• WHAT IS BEING ASKED: Transcribe the records that follow exactly. Skip the pictures.

• RECORDS FOR THIS EXERCISE:
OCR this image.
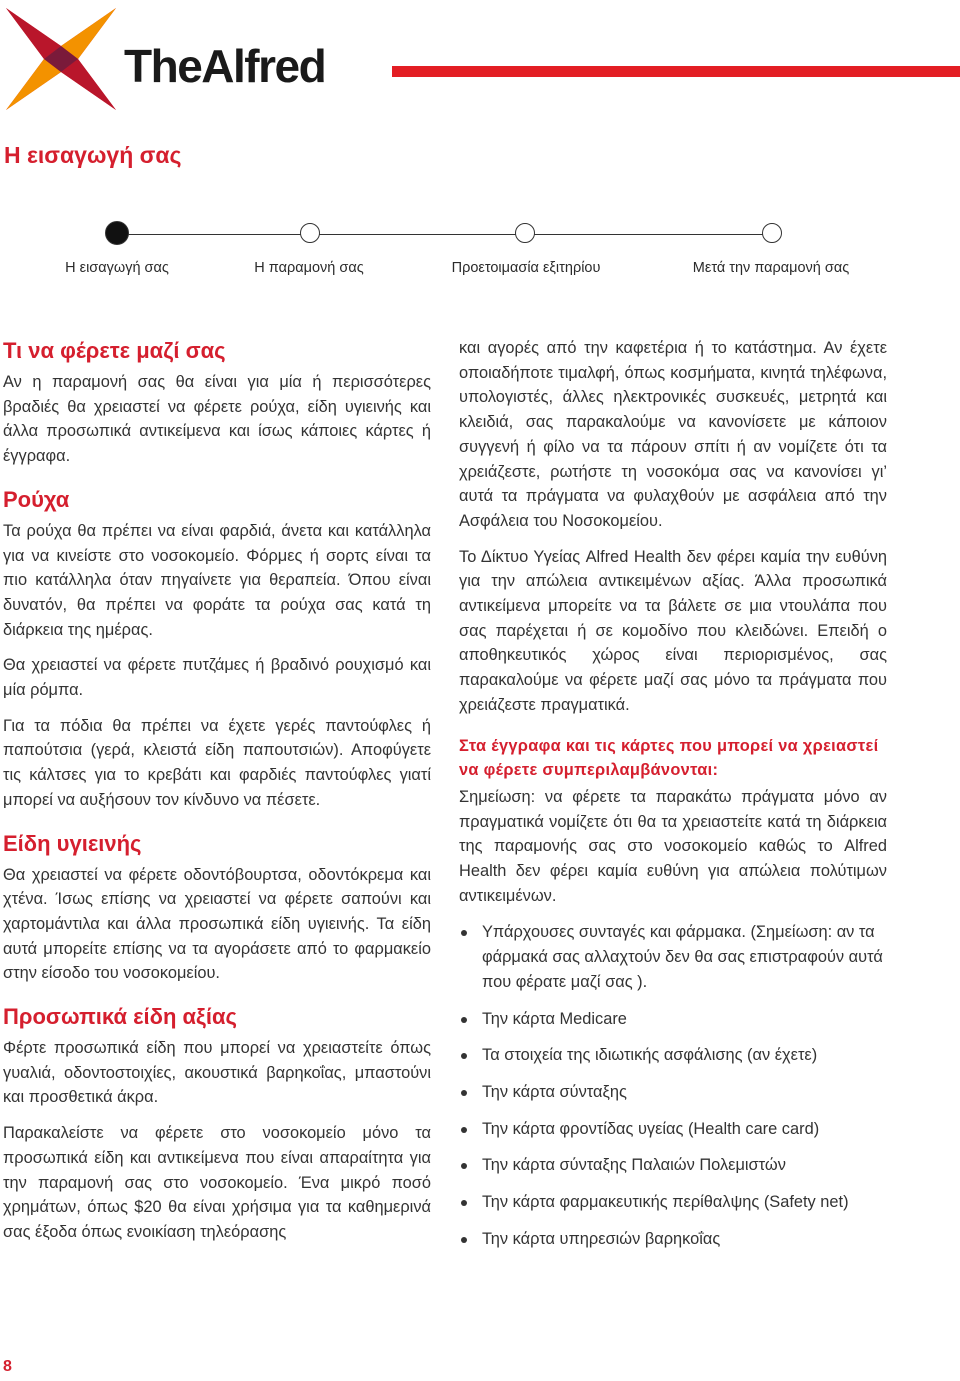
TheAlfred
Η εισαγωγή σας
Η εισαγωγή σας	Η παραμονή σας	Προετοιμασία εξιτηρίου	Μετά την παραμονή σας
Τι να φέρετε μαζί σας

Αν η παραμονή σας θα είναι για μία ή περισσότερες βραδιές θα χρειαστεί να φέρετε ρούχα, είδη υγιεινής και άλλα προσωπικά αντικείμενα και ίσως κάποιες κάρτες ή έγγραφα.

Ρούχα

Τα ρούχα θα πρέπει να είναι φαρδιά, άνετα και κατάλληλα για να κινείστε στο νοσοκομείο. Φόρμες ή σορτς είναι τα πιο κατάλληλα όταν πηγαίνετε για θεραπεία. Όπου είναι δυνατόν, θα πρέπει να φοράτε τα ρούχα σας κατά τη διάρκεια της ημέρας.

Θα χρειαστεί να φέρετε πυτζάμες ή βραδινό ρουχισμό και μία ρόμπα.

Για τα πόδια θα πρέπει να έχετε γερές παντούφλες ή παπούτσια (γερά, κλειστά είδη παπουτσιών). Αποφύγετε τις κάλτσες για το κρεβάτι και φαρδιές παντούφλες γιατί μπορεί να αυξήσουν τον κίνδυνο να πέσετε.

Είδη υγιεινής

Θα χρειαστεί να φέρετε οδοντόβουρτσα, οδοντόκρεμα και χτένα. Ίσως επίσης να χρειαστεί να φέρετε σαπούνι και χαρτομάντιλα και άλλα προσωπικά είδη υγιεινής. Τα είδη αυτά μπορείτε επίσης να τα αγοράσετε από το φαρμακείο στην είσοδο του νοσοκομείου.

Προσωπικά είδη αξίας

Φέρτε προσωπικά είδη που μπορεί να χρειαστείτε όπως γυαλιά, οδοντοστοιχίες, ακουστικά βαρηκοΐας, μπαστούνι και προσθετικά άκρα.

Παρακαλείστε να φέρετε στο νοσοκομείο μόνο τα προσωπικά είδη και αντικείμενα που είναι απαραίτητα για την παραμονή σας στο νοσοκομείο. Ένα μικρό ποσό χρημάτων, όπως $20 θα είναι χρήσιμα για τα καθημερινά σας έξοδα όπως ενοικίαση τηλεόρασης

και αγορές από την καφετέρια ή το κατάστημα. Αν έχετε οποιαδήποτε τιμαλφή, όπως κοσμήματα, κινητά τηλέφωνα, υπολογιστές, άλλες ηλεκτρονικές συσκευές, μετρητά και κλειδιά, σας παρακαλούμε να κανονίσετε με κάποιον συγγενή ή φίλο να τα πάρουν σπίτι ή αν νομίζετε ότι τα χρειάζεστε, ρωτήστε τη νοσοκόμα σας να κανονίσει γι’ αυτά τα πράγματα να φυλαχθούν με ασφάλεια από την Ασφάλεια του Νοσοκομείου.

Το Δίκτυο Υγείας Alfred Health δεν φέρει καμία την ευθύνη για την απώλεια αντικειμένων αξίας. Άλλα προσωπικά αντικείμενα μπορείτε να τα βάλετε σε μια ντουλάπα που σας παρέχεται ή σε κομοδίνο που κλειδώνει. Επειδή ο αποθηκευτικός χώρος είναι περιορισμένος, σας παρακαλούμε να φέρετε μαζί σας μόνο τα πράγματα που χρειάζεστε πραγματικά.

Στα έγγραφα και τις κάρτες που μπορεί να χρειαστεί να φέρετε συμπεριλαμβάνονται:

Σημείωση: να φέρετε τα παρακάτω πράγματα μόνο αν πραγματικά νομίζετε ότι θα τα χρειαστείτε κατά τη διάρκεια της παραμονής σας στο νοσοκομείο καθώς το Alfred Health δεν φέρει καμία ευθύνη για απώλεια πολύτιμων αντικειμένων.

Υπάρχουσες συνταγές και φάρμακα. (Σημείωση: αν τα φάρμακά σας αλλαχτούν δεν θα σας επιστραφούν αυτά που φέρατε μαζί σας ).
Την κάρτα Medicare
Τα στοιχεία της ιδιωτικής ασφάλισης (αν έχετε)
Την κάρτα σύνταξης
Την κάρτα φροντίδας υγείας (Health care card)
Την κάρτα σύνταξης Παλαιών Πολεμιστών
Την κάρτα φαρμακευτικής περίθαλψης (Safety net)
Την κάρτα υπηρεσιών βαρηκοΐας
8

• TASK RESPONSE:
OCR this image.
TheAlfred
Η εισαγωγή σας
Η εισαγωγή σας	Η παραμονή σας	Προετοιμασία εξιτηρίου	Μετά την παραμονή σας
Τι να φέρετε μαζί σας

Αν η παραμονή σας θα είναι για μία ή περισσότερες βραδιές θα χρειαστεί να φέρετε ρούχα, είδη υγιεινής και άλλα προσωπικά αντικείμενα και ίσως κάποιες κάρτες ή έγγραφα.

Ρούχα

Τα ρούχα θα πρέπει να είναι φαρδιά, άνετα και κατάλληλα για να κινείστε στο νοσοκομείο. Φόρμες ή σορτς είναι τα πιο κατάλληλα όταν πηγαίνετε για θεραπεία. Όπου είναι δυνατόν, θα πρέπει να φοράτε τα ρούχα σας κατά τη διάρκεια της ημέρας.

Θα χρειαστεί να φέρετε πυτζάμες ή βραδινό ρουχισμό και μία ρόμπα.

Για τα πόδια θα πρέπει να έχετε γερές παντούφλες ή παπούτσια (γερά, κλειστά είδη παπουτσιών). Αποφύγετε τις κάλτσες για το κρεβάτι και φαρδιές παντούφλες γιατί μπορεί να αυξήσουν τον κίνδυνο να πέσετε.

Είδη υγιεινής

Θα χρειαστεί να φέρετε οδοντόβουρτσα, οδοντόκρεμα και χτένα. Ίσως επίσης να χρειαστεί να φέρετε σαπούνι και χαρτομάντιλα και άλλα προσωπικά είδη υγιεινής. Τα είδη αυτά μπορείτε επίσης να τα αγοράσετε από το φαρμακείο στην είσοδο του νοσοκομείου.

Προσωπικά είδη αξίας

Φέρτε προσωπικά είδη που μπορεί να χρειαστείτε όπως γυαλιά, οδοντοστοιχίες, ακουστικά βαρηκοΐας, μπαστούνι και προσθετικά άκρα.

Παρακαλείστε να φέρετε στο νοσοκομείο μόνο τα προσωπικά είδη και αντικείμενα που είναι απαραίτητα για την παραμονή σας στο νοσοκομείο. Ένα μικρό ποσό χρημάτων, όπως $20 θα είναι χρήσιμα για τα καθημερινά σας έξοδα όπως ενοικίαση τηλεόρασης

και αγορές από την καφετέρια ή το κατάστημα. Αν έχετε οποιαδήποτε τιμαλφή, όπως κοσμήματα, κινητά τηλέφωνα, υπολογιστές, άλλες ηλεκτρονικές συσκευές, μετρητά και κλειδιά, σας παρακαλούμε να κανονίσετε με κάποιον συγγενή ή φίλο να τα πάρουν σπίτι ή αν νομίζετε ότι τα χρειάζεστε, ρωτήστε τη νοσοκόμα σας να κανονίσει γι’ αυτά τα πράγματα να φυλαχθούν με ασφάλεια από την Ασφάλεια του Νοσοκομείου.

Το Δίκτυο Υγείας Alfred Health δεν φέρει καμία την ευθύνη για την απώλεια αντικειμένων αξίας. Άλλα προσωπικά αντικείμενα μπορείτε να τα βάλετε σε μια ντουλάπα που σας παρέχεται ή σε κομοδίνο που κλειδώνει. Επειδή ο αποθηκευτικός χώρος είναι περιορισμένος, σας παρακαλούμε να φέρετε μαζί σας μόνο τα πράγματα που χρειάζεστε πραγματικά.

Στα έγγραφα και τις κάρτες που μπορεί να χρειαστεί να φέρετε συμπεριλαμβάνονται:

Σημείωση: να φέρετε τα παρακάτω πράγματα μόνο αν πραγματικά νομίζετε ότι θα τα χρειαστείτε κατά τη διάρκεια της παραμονής σας στο νοσοκομείο καθώς το Alfred Health δεν φέρει καμία ευθύνη για απώλεια πολύτιμων αντικειμένων.

Υπάρχουσες συνταγές και φάρμακα. (Σημείωση: αν τα φάρμακά σας αλλαχτούν δεν θα σας επιστραφούν αυτά που φέρατε μαζί σας ).
Την κάρτα Medicare
Τα στοιχεία της ιδιωτικής ασφάλισης (αν έχετε)
Την κάρτα σύνταξης
Την κάρτα φροντίδας υγείας (Health care card)
Την κάρτα σύνταξης Παλαιών Πολεμιστών
Την κάρτα φαρμακευτικής περίθαλψης (Safety net)
Την κάρτα υπηρεσιών βαρηκοΐας
8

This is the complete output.